#### Problem details:
Keep only the lines where "Putrescine" appears.

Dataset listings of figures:
↓
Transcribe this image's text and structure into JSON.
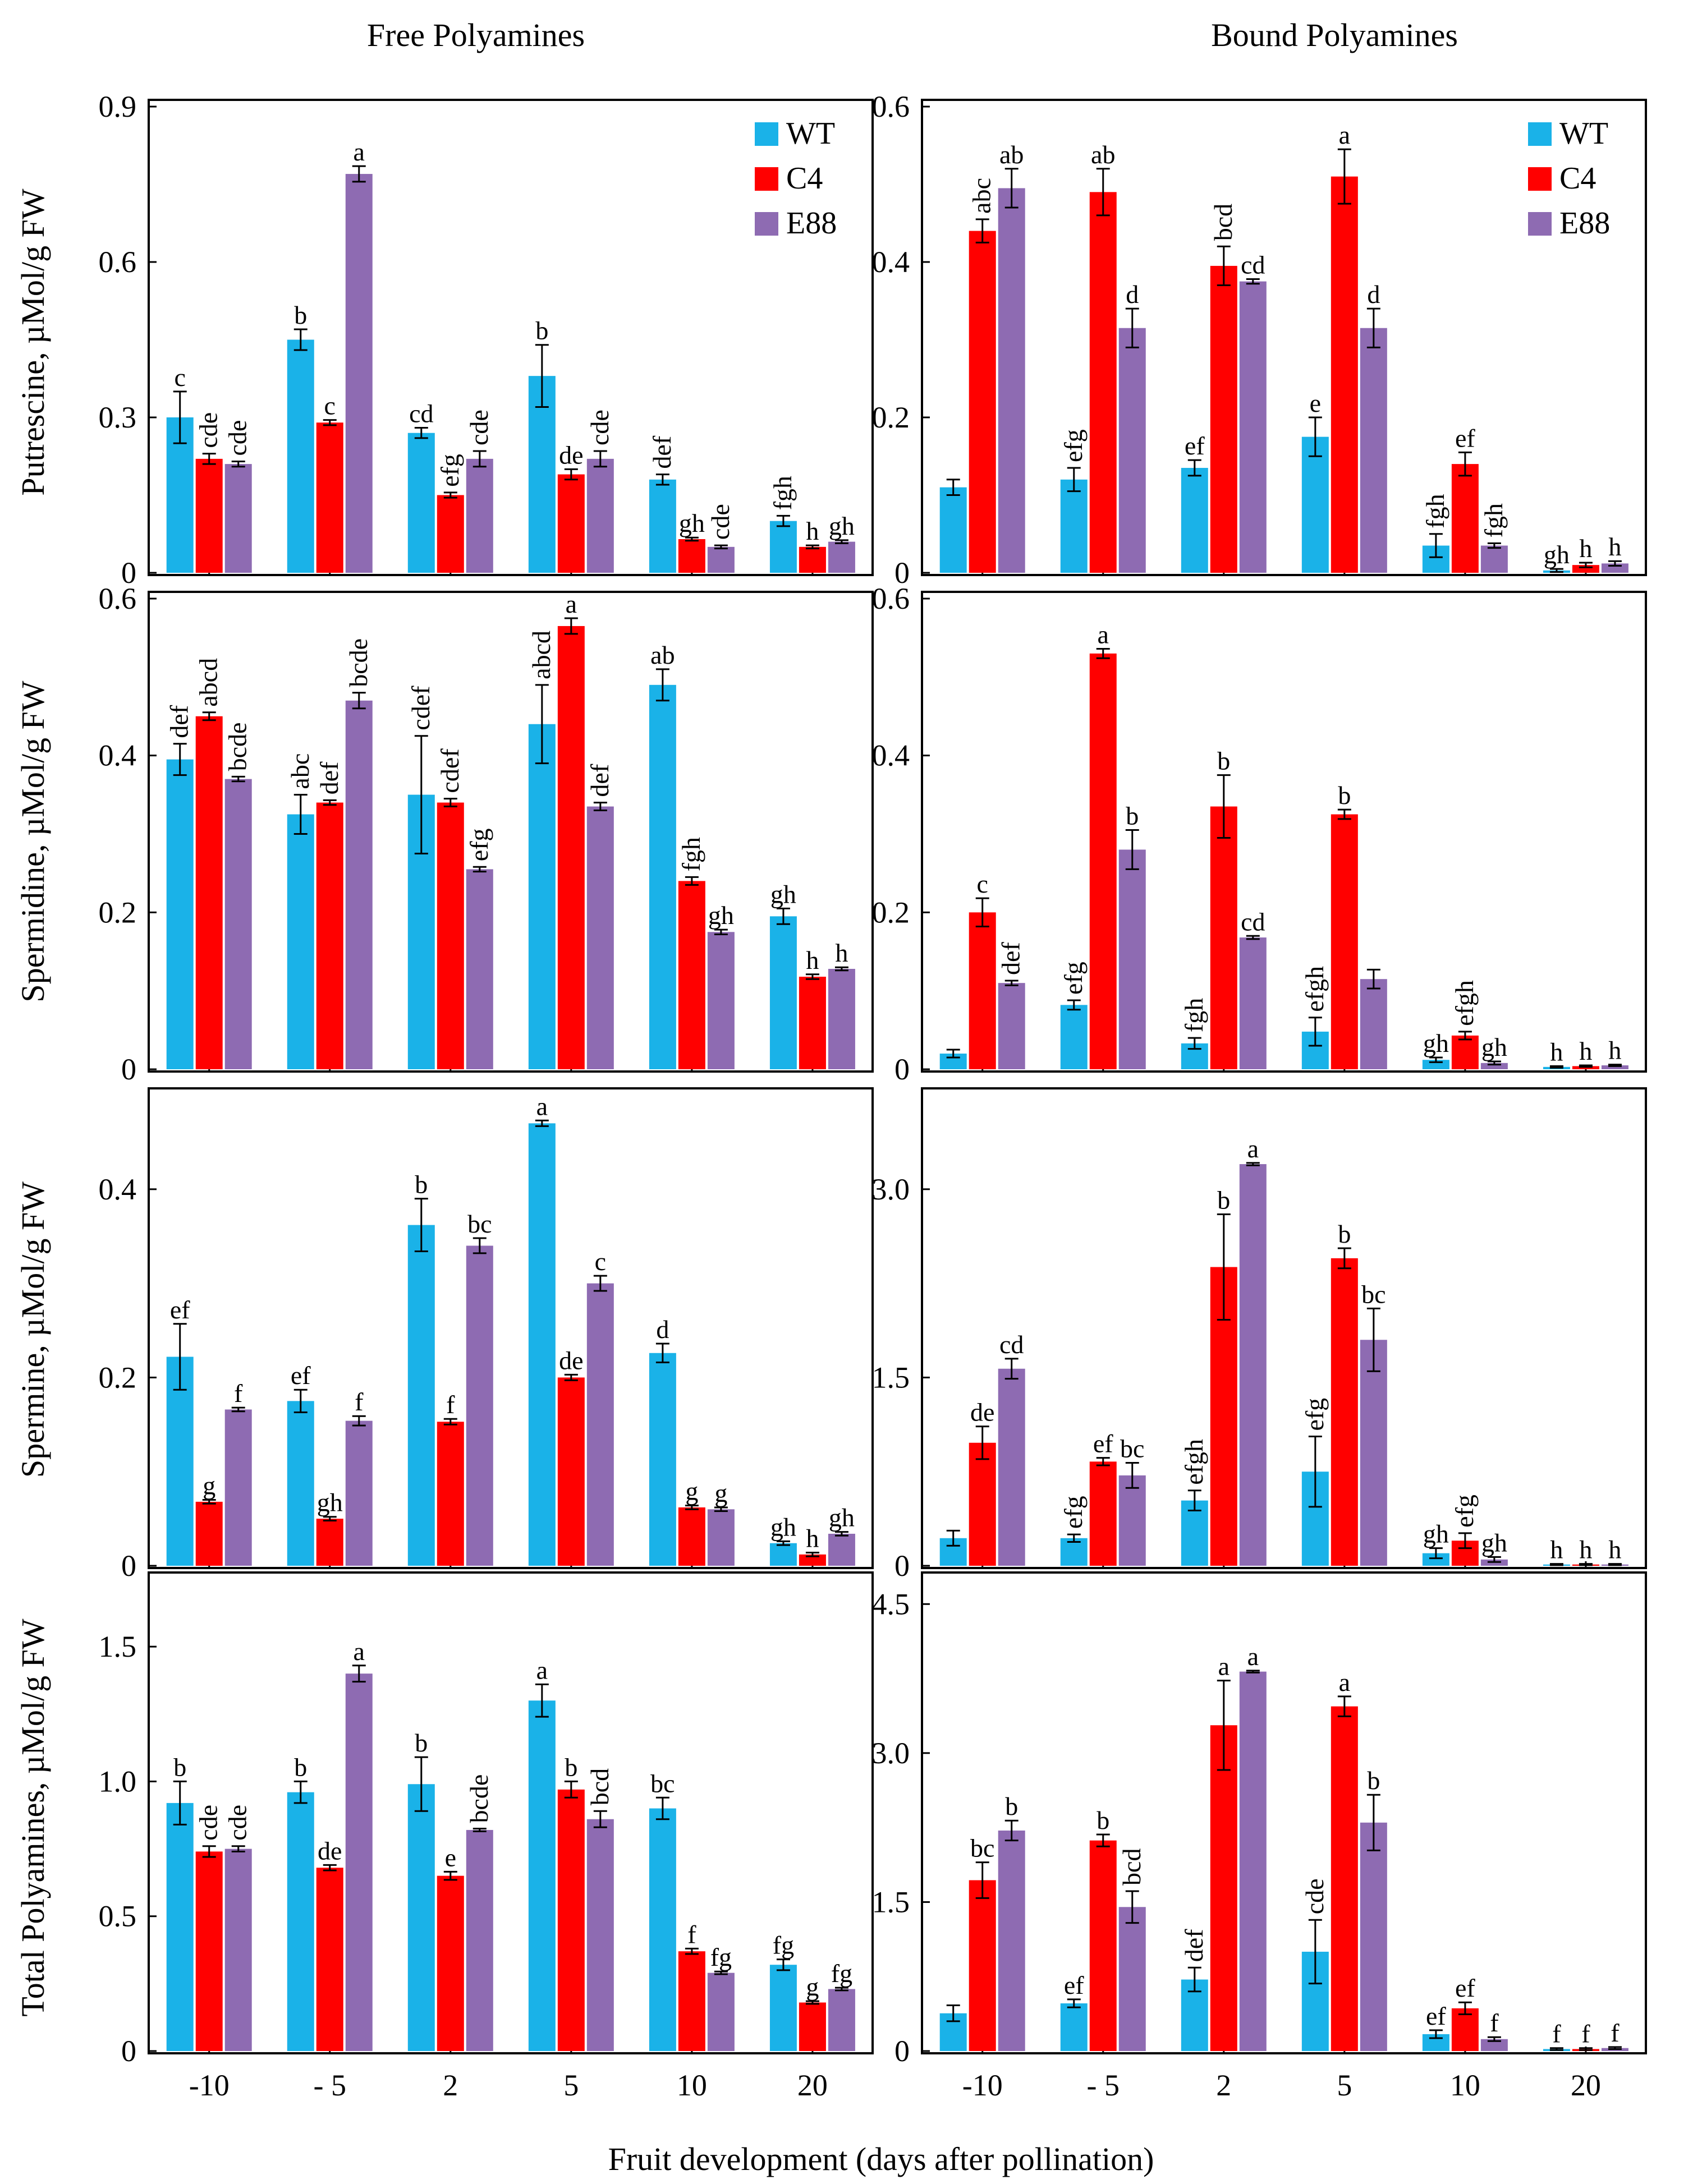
{
  "figure": {
    "col_titles": [
      "Free Polyamines",
      "Bound Polyamines"
    ],
    "x_axis_title": "Fruit development (days after pollination)",
    "row_labels": [
      "Putrescine,  µMol/g FW",
      "Spermidine, µMol/g FW",
      "Spermine, µMol/g FW",
      "Total Polyamines, µMol/g FW"
    ]
  },
  "legend": [
    {
      "name": "WT",
      "color": "#1ab2e8"
    },
    {
      "name": "C4",
      "color": "#ff0000"
    },
    {
      "name": "E88",
      "color": "#8e6bb2"
    }
  ],
  "chart_data": [
    {
      "type": "bar",
      "panel": "Putrescine - Free",
      "categories": [
        "-10",
        "- 5",
        "2",
        "5",
        "10",
        "20"
      ],
      "x_tick_labels": [
        "-10",
        "- 5",
        "2",
        "5",
        "10",
        "20"
      ],
      "ylabel": "Putrescine,  µMol/g FW",
      "ylim": [
        0,
        0.9
      ],
      "ytick_values": [
        0,
        0.3,
        0.6,
        0.9
      ],
      "ytick_labels": [
        "0",
        "0.3",
        "0.6",
        "0.9"
      ],
      "legend": [
        "WT",
        "C4",
        "E88"
      ],
      "series": [
        {
          "name": "WT",
          "values": [
            0.3,
            0.45,
            0.27,
            0.38,
            0.18,
            0.1
          ],
          "errors": [
            0.05,
            0.02,
            0.01,
            0.06,
            0.01,
            0.01
          ],
          "letters": [
            "c",
            "b",
            "cd",
            "b",
            "def",
            "fgh"
          ]
        },
        {
          "name": "C4",
          "values": [
            0.22,
            0.29,
            0.15,
            0.19,
            0.065,
            0.05
          ],
          "errors": [
            0.01,
            0.005,
            0.005,
            0.01,
            0.003,
            0.003
          ],
          "letters": [
            "cde",
            "c",
            "efg",
            "de",
            "gh",
            "h"
          ]
        },
        {
          "name": "E88",
          "values": [
            0.21,
            0.77,
            0.22,
            0.22,
            0.05,
            0.06
          ],
          "errors": [
            0.005,
            0.015,
            0.015,
            0.015,
            0.003,
            0.003
          ],
          "letters": [
            "cde",
            "a",
            "cde",
            "cde",
            "cde",
            "gh"
          ]
        }
      ]
    },
    {
      "type": "bar",
      "panel": "Putrescine - Bound",
      "categories": [
        "-10",
        "- 5",
        "2",
        "5",
        "10",
        "20"
      ],
      "x_tick_labels": [
        "-10",
        "- 5",
        "2",
        "5",
        "10",
        "20"
      ],
      "ylabel": "Putrescine,  µMol/g FW",
      "ylim": [
        0,
        0.6
      ],
      "ytick_values": [
        0,
        0.2,
        0.4,
        0.6
      ],
      "ytick_labels": [
        "0",
        "0.2",
        "0.4",
        "0.6"
      ],
      "legend": [
        "WT",
        "C4",
        "E88"
      ],
      "series": [
        {
          "name": "WT",
          "values": [
            0.11,
            0.12,
            0.135,
            0.175,
            0.035,
            0.003
          ],
          "errors": [
            0.01,
            0.015,
            0.01,
            0.025,
            0.015,
            0.002
          ],
          "letters": [
            "",
            "efg",
            "ef",
            "e",
            "fgh",
            "gh"
          ]
        },
        {
          "name": "C4",
          "values": [
            0.44,
            0.49,
            0.395,
            0.51,
            0.14,
            0.01
          ],
          "errors": [
            0.015,
            0.03,
            0.025,
            0.035,
            0.015,
            0.003
          ],
          "letters": [
            "abc",
            "ab",
            "bcd",
            "a",
            "ef",
            "h"
          ]
        },
        {
          "name": "E88",
          "values": [
            0.495,
            0.315,
            0.375,
            0.315,
            0.035,
            0.012
          ],
          "errors": [
            0.025,
            0.025,
            0.003,
            0.025,
            0.003,
            0.003
          ],
          "letters": [
            "ab",
            "d",
            "cd",
            "d",
            "fgh",
            "h"
          ]
        }
      ]
    },
    {
      "type": "bar",
      "panel": "Spermidine - Free",
      "categories": [
        "-10",
        "- 5",
        "2",
        "5",
        "10",
        "20"
      ],
      "x_tick_labels": [
        "-10",
        "- 5",
        "2",
        "5",
        "10",
        "20"
      ],
      "ylabel": "Spermidine, µMol/g FW",
      "ylim": [
        0,
        0.6
      ],
      "ytick_values": [
        0,
        0.2,
        0.4,
        0.6
      ],
      "ytick_labels": [
        "0",
        "0.2",
        "0.4",
        "0.6"
      ],
      "legend": [
        "WT",
        "C4",
        "E88"
      ],
      "series": [
        {
          "name": "WT",
          "values": [
            0.395,
            0.325,
            0.35,
            0.44,
            0.49,
            0.195
          ],
          "errors": [
            0.02,
            0.025,
            0.075,
            0.05,
            0.02,
            0.01
          ],
          "letters": [
            "def",
            "abc",
            "cdef",
            "abcd",
            "ab",
            "gh"
          ]
        },
        {
          "name": "C4",
          "values": [
            0.45,
            0.34,
            0.34,
            0.565,
            0.24,
            0.118
          ],
          "errors": [
            0.005,
            0.003,
            0.005,
            0.01,
            0.005,
            0.003
          ],
          "letters": [
            "abcd",
            "def",
            "cdef",
            "a",
            "fgh",
            "h"
          ]
        },
        {
          "name": "E88",
          "values": [
            0.37,
            0.47,
            0.255,
            0.335,
            0.175,
            0.128
          ],
          "errors": [
            0.003,
            0.01,
            0.003,
            0.005,
            0.003,
            0.002
          ],
          "letters": [
            "bcde",
            "bcde",
            "efg",
            "def",
            "gh",
            "h"
          ]
        }
      ]
    },
    {
      "type": "bar",
      "panel": "Spermidine - Bound",
      "categories": [
        "-10",
        "- 5",
        "2",
        "5",
        "10",
        "20"
      ],
      "x_tick_labels": [
        "-10",
        "- 5",
        "2",
        "5",
        "10",
        "20"
      ],
      "ylabel": "Spermidine, µMol/g FW",
      "ylim": [
        0,
        0.6
      ],
      "ytick_values": [
        0,
        0.2,
        0.4,
        0.6
      ],
      "ytick_labels": [
        "0",
        "0.2",
        "0.4",
        "0.6"
      ],
      "legend": [
        "WT",
        "C4",
        "E88"
      ],
      "series": [
        {
          "name": "WT",
          "values": [
            0.02,
            0.082,
            0.033,
            0.048,
            0.012,
            0.003
          ],
          "errors": [
            0.005,
            0.006,
            0.007,
            0.018,
            0.003,
            0.001
          ],
          "letters": [
            "",
            "efg",
            "fgh",
            "efgh",
            "gh",
            "h"
          ]
        },
        {
          "name": "C4",
          "values": [
            0.2,
            0.53,
            0.335,
            0.325,
            0.043,
            0.004
          ],
          "errors": [
            0.018,
            0.006,
            0.04,
            0.006,
            0.005,
            0.001
          ],
          "letters": [
            "c",
            "a",
            "b",
            "b",
            "efgh",
            "h"
          ]
        },
        {
          "name": "E88",
          "values": [
            0.11,
            0.28,
            0.168,
            0.115,
            0.008,
            0.005
          ],
          "errors": [
            0.003,
            0.025,
            0.002,
            0.012,
            0.002,
            0.001
          ],
          "letters": [
            "def",
            "b",
            "cd",
            "",
            "gh",
            "h"
          ]
        }
      ]
    },
    {
      "type": "bar",
      "panel": "Spermine - Free",
      "categories": [
        "-10",
        "- 5",
        "2",
        "5",
        "10",
        "20"
      ],
      "x_tick_labels": [
        "-10",
        "- 5",
        "2",
        "5",
        "10",
        "20"
      ],
      "ylabel": "Spermine, µMol/g FW",
      "ylim": [
        0,
        0.5
      ],
      "ytick_values": [
        0,
        0.2,
        0.4
      ],
      "ytick_labels": [
        "0",
        "0.2",
        "0.4"
      ],
      "legend": [
        "WT",
        "C4",
        "E88"
      ],
      "series": [
        {
          "name": "WT",
          "values": [
            0.222,
            0.175,
            0.362,
            0.47,
            0.226,
            0.024
          ],
          "errors": [
            0.035,
            0.012,
            0.028,
            0.003,
            0.01,
            0.002
          ],
          "letters": [
            "ef",
            "ef",
            "b",
            "a",
            "d",
            "gh"
          ]
        },
        {
          "name": "C4",
          "values": [
            0.068,
            0.05,
            0.153,
            0.2,
            0.062,
            0.012
          ],
          "errors": [
            0.002,
            0.002,
            0.003,
            0.003,
            0.002,
            0.002
          ],
          "letters": [
            "g",
            "gh",
            "f",
            "de",
            "g",
            "h"
          ]
        },
        {
          "name": "E88",
          "values": [
            0.166,
            0.154,
            0.34,
            0.3,
            0.06,
            0.034
          ],
          "errors": [
            0.002,
            0.005,
            0.008,
            0.008,
            0.002,
            0.002
          ],
          "letters": [
            "f",
            "f",
            "bc",
            "c",
            "g",
            "gh"
          ]
        }
      ]
    },
    {
      "type": "bar",
      "panel": "Spermine - Bound",
      "categories": [
        "-10",
        "- 5",
        "2",
        "5",
        "10",
        "20"
      ],
      "x_tick_labels": [
        "-10",
        "- 5",
        "2",
        "5",
        "10",
        "20"
      ],
      "ylabel": "Spermine, µMol/g FW",
      "ylim": [
        0,
        3.75
      ],
      "ytick_values": [
        0,
        1.5,
        3.0
      ],
      "ytick_labels": [
        "0",
        "1.5",
        "3.0"
      ],
      "legend": [
        "WT",
        "C4",
        "E88"
      ],
      "series": [
        {
          "name": "WT",
          "values": [
            0.22,
            0.22,
            0.52,
            0.75,
            0.1,
            0.01
          ],
          "errors": [
            0.06,
            0.03,
            0.08,
            0.28,
            0.04,
            0.005
          ],
          "letters": [
            "",
            "efg",
            "efgh",
            "efg",
            "gh",
            "h"
          ]
        },
        {
          "name": "C4",
          "values": [
            0.98,
            0.83,
            2.38,
            2.45,
            0.2,
            0.01
          ],
          "errors": [
            0.13,
            0.03,
            0.42,
            0.08,
            0.06,
            0.005
          ],
          "letters": [
            "de",
            "ef",
            "b",
            "b",
            "efg",
            "h"
          ]
        },
        {
          "name": "E88",
          "values": [
            1.57,
            0.72,
            3.2,
            1.8,
            0.05,
            0.01
          ],
          "errors": [
            0.08,
            0.1,
            0.01,
            0.25,
            0.02,
            0.005
          ],
          "letters": [
            "cd",
            "bc",
            "a",
            "bc",
            "gh",
            "h"
          ]
        }
      ]
    },
    {
      "type": "bar",
      "panel": "Total Polyamines - Free",
      "categories": [
        "-10",
        "- 5",
        "2",
        "5",
        "10",
        "20"
      ],
      "x_tick_labels": [
        "-10",
        "- 5",
        "2",
        "5",
        "10",
        "20"
      ],
      "ylabel": "Total Polyamines, µMol/g FW",
      "ylim": [
        0,
        1.75
      ],
      "ytick_values": [
        0,
        0.5,
        1.0,
        1.5
      ],
      "ytick_labels": [
        "0",
        "0.5",
        "1.0",
        "1.5"
      ],
      "legend": [
        "WT",
        "C4",
        "E88"
      ],
      "series": [
        {
          "name": "WT",
          "values": [
            0.92,
            0.96,
            0.99,
            1.3,
            0.9,
            0.32
          ],
          "errors": [
            0.08,
            0.04,
            0.1,
            0.06,
            0.04,
            0.02
          ],
          "letters": [
            "b",
            "b",
            "b",
            "a",
            "bc",
            "fg"
          ]
        },
        {
          "name": "C4",
          "values": [
            0.74,
            0.68,
            0.65,
            0.97,
            0.37,
            0.18
          ],
          "errors": [
            0.02,
            0.01,
            0.015,
            0.03,
            0.01,
            0.005
          ],
          "letters": [
            "cde",
            "de",
            "e",
            "b",
            "f",
            "g"
          ]
        },
        {
          "name": "E88",
          "values": [
            0.75,
            1.4,
            0.82,
            0.86,
            0.29,
            0.23
          ],
          "errors": [
            0.01,
            0.03,
            0.005,
            0.03,
            0.005,
            0.005
          ],
          "letters": [
            "cde",
            "a",
            "bcde",
            "bcd",
            "fg",
            "fg"
          ]
        }
      ]
    },
    {
      "type": "bar",
      "panel": "Total Polyamines - Bound",
      "categories": [
        "-10",
        "- 5",
        "2",
        "5",
        "10",
        "20"
      ],
      "x_tick_labels": [
        "-10",
        "- 5",
        "2",
        "5",
        "10",
        "20"
      ],
      "ylabel": "Total Polyamines, µMol/g FW",
      "ylim": [
        0,
        4.75
      ],
      "ytick_values": [
        0,
        1.5,
        3.0,
        4.5
      ],
      "ytick_labels": [
        "0",
        "1.5",
        "3.0",
        "4.5"
      ],
      "legend": [
        "WT",
        "C4",
        "E88"
      ],
      "series": [
        {
          "name": "WT",
          "values": [
            0.38,
            0.48,
            0.72,
            1.0,
            0.17,
            0.02
          ],
          "errors": [
            0.08,
            0.04,
            0.12,
            0.32,
            0.04,
            0.01
          ],
          "letters": [
            "",
            "ef",
            "def",
            "cde",
            "ef",
            "f"
          ]
        },
        {
          "name": "C4",
          "values": [
            1.72,
            2.12,
            3.28,
            3.47,
            0.43,
            0.02
          ],
          "errors": [
            0.18,
            0.06,
            0.45,
            0.1,
            0.06,
            0.01
          ],
          "letters": [
            "bc",
            "b",
            "a",
            "a",
            "ef",
            "f"
          ]
        },
        {
          "name": "E88",
          "values": [
            2.22,
            1.45,
            3.82,
            2.3,
            0.12,
            0.03
          ],
          "errors": [
            0.1,
            0.16,
            0.01,
            0.28,
            0.02,
            0.01
          ],
          "letters": [
            "b",
            "bcd",
            "a",
            "b",
            "f",
            "f"
          ]
        }
      ]
    }
  ]
}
↑
#### In response:
      "Putrescine,  µMol/g FW",
      "panel": "Putrescine - Free",
      "ylabel": "Putrescine,  µMol/g FW",
      "panel": "Putrescine - Bound",
      "ylabel": "Putrescine,  µMol/g FW",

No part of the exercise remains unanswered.